Excerpts from a figure dataset:
>> START

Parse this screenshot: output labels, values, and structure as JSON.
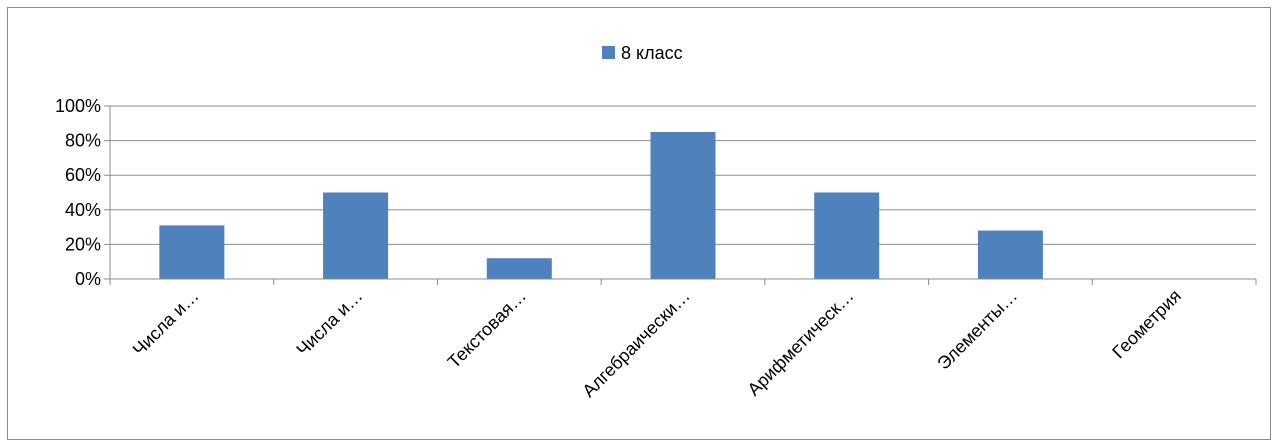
{
  "chart_data": {
    "type": "bar",
    "title": "",
    "xlabel": "",
    "ylabel": "",
    "categories": [
      "Числа и…",
      "Числа и…",
      "Текстовая…",
      "Алгебраически…",
      "Арифметическ…",
      "Элементы…",
      "Геометрия"
    ],
    "series": [
      {
        "name": "8 класс",
        "values": [
          0.31,
          0.5,
          0.12,
          0.85,
          0.5,
          0.28,
          0.0
        ],
        "color": "#4f81bd"
      }
    ],
    "ylim": [
      0,
      1
    ],
    "yticks": [
      {
        "value": 0,
        "label": "0%"
      },
      {
        "value": 0.2,
        "label": "20%"
      },
      {
        "value": 0.4,
        "label": "40%"
      },
      {
        "value": 0.6,
        "label": "60%"
      },
      {
        "value": 0.8,
        "label": "80%"
      },
      {
        "value": 1.0,
        "label": "100%"
      }
    ],
    "grid": true,
    "legend": "top-center"
  }
}
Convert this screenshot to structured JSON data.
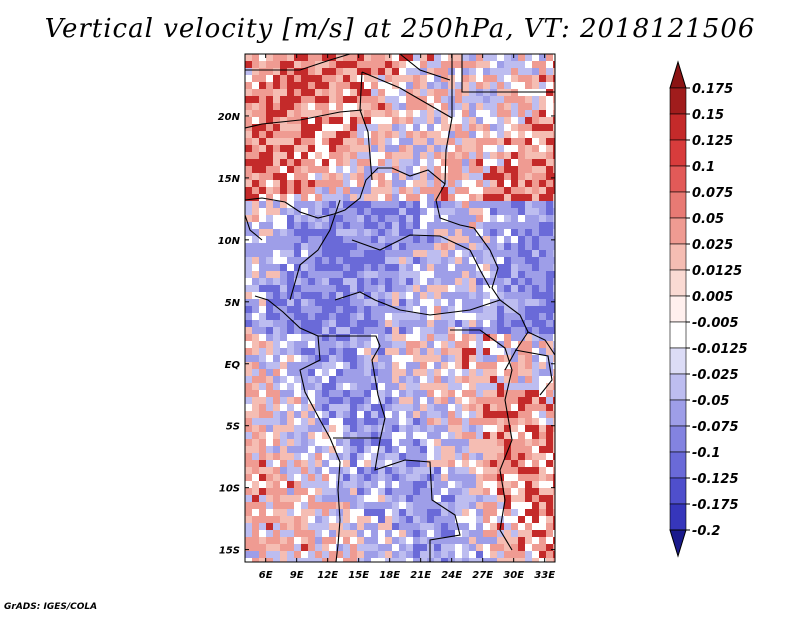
{
  "title": "Vertical velocity [m/s] at 250hPa, VT: 2018121506",
  "credit": "GrADS: IGES/COLA",
  "map": {
    "lat_ticks": [
      {
        "label": "20N",
        "lat": 20
      },
      {
        "label": "15N",
        "lat": 15
      },
      {
        "label": "10N",
        "lat": 10
      },
      {
        "label": "5N",
        "lat": 5
      },
      {
        "label": "EQ",
        "lat": 0
      },
      {
        "label": "5S",
        "lat": -5
      },
      {
        "label": "10S",
        "lat": -10
      },
      {
        "label": "15S",
        "lat": -15
      }
    ],
    "lon_ticks": [
      {
        "label": "6E",
        "lon": 6
      },
      {
        "label": "9E",
        "lon": 9
      },
      {
        "label": "12E",
        "lon": 12
      },
      {
        "label": "15E",
        "lon": 15
      },
      {
        "label": "18E",
        "lon": 18
      },
      {
        "label": "21E",
        "lon": 21
      },
      {
        "label": "24E",
        "lon": 24
      },
      {
        "label": "27E",
        "lon": 27
      },
      {
        "label": "30E",
        "lon": 30
      },
      {
        "label": "33E",
        "lon": 33
      }
    ],
    "lon_range": [
      4.0,
      34.0
    ],
    "lat_range": [
      -16.0,
      25.0
    ]
  },
  "colorbar": {
    "levels": [
      {
        "label": "0.175",
        "color": "#a01c1c"
      },
      {
        "label": "0.15",
        "color": "#c42a2a"
      },
      {
        "label": "0.125",
        "color": "#d83c3c"
      },
      {
        "label": "0.1",
        "color": "#e25a58"
      },
      {
        "label": "0.075",
        "color": "#e87a74"
      },
      {
        "label": "0.05",
        "color": "#ef9b92"
      },
      {
        "label": "0.025",
        "color": "#f5bdb3"
      },
      {
        "label": "0.0125",
        "color": "#fadad3"
      },
      {
        "label": "0.005",
        "color": "#fff0ee"
      },
      {
        "label": "-0.005",
        "color": "#ffffff"
      },
      {
        "label": "-0.0125",
        "color": "#dcdcf6"
      },
      {
        "label": "-0.025",
        "color": "#bdbdf0"
      },
      {
        "label": "-0.05",
        "color": "#9e9ee8"
      },
      {
        "label": "-0.075",
        "color": "#8383e0"
      },
      {
        "label": "-0.1",
        "color": "#6a6ad8"
      },
      {
        "label": "-0.125",
        "color": "#4f4fcc"
      },
      {
        "label": "-0.175",
        "color": "#3636bb"
      },
      {
        "label": "-0.2",
        "color": "#2424a6"
      }
    ],
    "top_arrow_color": "#8b1414",
    "bottom_arrow_color": "#1a1a8c"
  },
  "colors": {
    "positive_mid": "#ef9b92",
    "positive_light": "#f5bdb3",
    "negative_mid": "#9e9ee8",
    "negative_light": "#bdbdf0",
    "negative_strong": "#6a6ad8",
    "positive_strong": "#c42a2a",
    "border": "#000000"
  }
}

>> END

TO DO: Give the count of lines holding the word "JSON" and nothing more.

ANSWER TO THE EXERCISE: 2